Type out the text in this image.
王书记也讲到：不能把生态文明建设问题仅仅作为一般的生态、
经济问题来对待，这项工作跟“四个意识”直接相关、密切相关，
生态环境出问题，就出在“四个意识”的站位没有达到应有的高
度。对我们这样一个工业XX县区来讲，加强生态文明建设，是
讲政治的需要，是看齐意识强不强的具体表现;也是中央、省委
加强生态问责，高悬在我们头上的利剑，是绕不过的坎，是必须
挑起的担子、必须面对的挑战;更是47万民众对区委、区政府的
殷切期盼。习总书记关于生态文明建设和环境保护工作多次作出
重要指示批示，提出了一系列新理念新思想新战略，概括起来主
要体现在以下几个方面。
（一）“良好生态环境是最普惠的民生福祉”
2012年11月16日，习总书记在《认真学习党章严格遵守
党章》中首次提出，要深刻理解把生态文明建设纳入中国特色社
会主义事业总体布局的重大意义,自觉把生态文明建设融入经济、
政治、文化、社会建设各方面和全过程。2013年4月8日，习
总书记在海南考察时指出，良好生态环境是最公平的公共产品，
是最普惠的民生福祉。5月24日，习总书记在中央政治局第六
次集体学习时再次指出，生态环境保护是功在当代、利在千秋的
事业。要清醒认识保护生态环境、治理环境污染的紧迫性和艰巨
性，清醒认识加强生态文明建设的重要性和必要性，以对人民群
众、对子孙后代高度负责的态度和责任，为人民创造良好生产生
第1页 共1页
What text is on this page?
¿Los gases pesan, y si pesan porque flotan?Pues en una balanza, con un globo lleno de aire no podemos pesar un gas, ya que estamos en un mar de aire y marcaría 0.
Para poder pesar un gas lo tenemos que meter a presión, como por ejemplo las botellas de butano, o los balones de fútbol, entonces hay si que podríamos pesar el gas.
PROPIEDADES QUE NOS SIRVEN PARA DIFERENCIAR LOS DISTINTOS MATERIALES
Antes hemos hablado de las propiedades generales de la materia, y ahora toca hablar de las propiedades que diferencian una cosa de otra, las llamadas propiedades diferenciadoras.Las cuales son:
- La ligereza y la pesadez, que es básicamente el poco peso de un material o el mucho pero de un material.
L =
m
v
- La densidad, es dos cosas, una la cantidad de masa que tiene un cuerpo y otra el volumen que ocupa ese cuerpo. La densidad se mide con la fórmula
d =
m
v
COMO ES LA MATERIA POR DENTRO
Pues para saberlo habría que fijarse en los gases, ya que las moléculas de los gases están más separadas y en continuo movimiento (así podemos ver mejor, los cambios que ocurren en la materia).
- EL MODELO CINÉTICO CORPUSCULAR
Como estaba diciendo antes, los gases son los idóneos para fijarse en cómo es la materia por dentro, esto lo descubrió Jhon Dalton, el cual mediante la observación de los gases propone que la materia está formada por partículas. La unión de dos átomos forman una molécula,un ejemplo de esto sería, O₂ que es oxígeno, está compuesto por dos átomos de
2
※ ※ ※
Copy every line exactly. Leave nothing out.

» Solution to this exercise
Type out the text in this image.
王书记也讲到：不能把生态文明建设问题仅仅作为一般的生态、
经济问题来对待，这项工作跟“四个意识”直接相关、密切相关，
生态环境出问题，就出在“四个意识”的站位没有达到应有的高
度。对我们这样一个工业XX县区来讲，加强生态文明建设，是
讲政治的需要，是看齐意识强不强的具体表现;也是中央、省委
加强生态问责，高悬在我们头上的利剑，是绕不过的坎，是必须
挑起的担子、必须面对的挑战;更是47万民众对区委、区政府的
殷切期盼。习总书记关于生态文明建设和环境保护工作多次作出
重要指示批示，提出了一系列新理念新思想新战略，概括起来主
要体现在以下几个方面。
（一）“良好生态环境是最普惠的民生福祉”
2012年11月16日，习总书记在《认真学习党章严格遵守
党章》中首次提出，要深刻理解把生态文明建设纳入中国特色社
会主义事业总体布局的重大意义,自觉把生态文明建设融入经济、
政治、文化、社会建设各方面和全过程。2013年4月8日，习
总书记在海南考察时指出，良好生态环境是最公平的公共产品，
是最普惠的民生福祉。5月24日，习总书记在中央政治局第六
次集体学习时再次指出，生态环境保护是功在当代、利在千秋的
事业。要清醒认识保护生态环境、治理环境污染的紧迫性和艰巨
性，清醒认识加强生态文明建设的重要性和必要性，以对人民群
众、对子孙后代高度负责的态度和责任，为人民创造良好生产生
第1页 共1页
What text is on this page?
¿Los gases pesan, y si pesan porque flotan?Pues en una balanza, con un globo lleno de aire no podemos pesar un gas, ya que estamos en un mar de aire y marcaría 0.
Para poder pesar un gas lo tenemos que meter a presión, como por ejemplo las botellas de butano, o los balones de fútbol, entonces hay si que podríamos pesar el gas.
PROPIEDADES QUE NOS SIRVEN PARA DIFERENCIAR LOS DISTINTOS MATERIALES
Antes hemos hablado de las propiedades generales de la materia, y ahora toca hablar de las propiedades que diferencian una cosa de otra, las llamadas propiedades diferenciadoras.Las cuales son:
- La ligereza y la pesadez, que es básicamente el poco peso de un material o el mucho pero de un material.
L =
m
v
- La densidad, es dos cosas, una la cantidad de masa que tiene un cuerpo y otra el volumen que ocupa ese cuerpo. La densidad se mide con la fórmula
d =
m
v
COMO ES LA MATERIA POR DENTRO
Pues para saberlo habría que fijarse en los gases, ya que las moléculas de los gases están más separadas y en continuo movimiento (así podemos ver mejor, los cambios que ocurren en la materia).
- EL MODELO CINÉTICO CORPUSCULAR
Como estaba diciendo antes, los gases son los idóneos para fijarse en cómo es la materia por dentro, esto lo descubrió Jhon Dalton, el cual mediante la observación de los gases propone que la materia está formada por partículas. La unión de dos átomos forman una molécula,un ejemplo de esto sería, O₂ que es oxígeno, está compuesto por dos átomos de
2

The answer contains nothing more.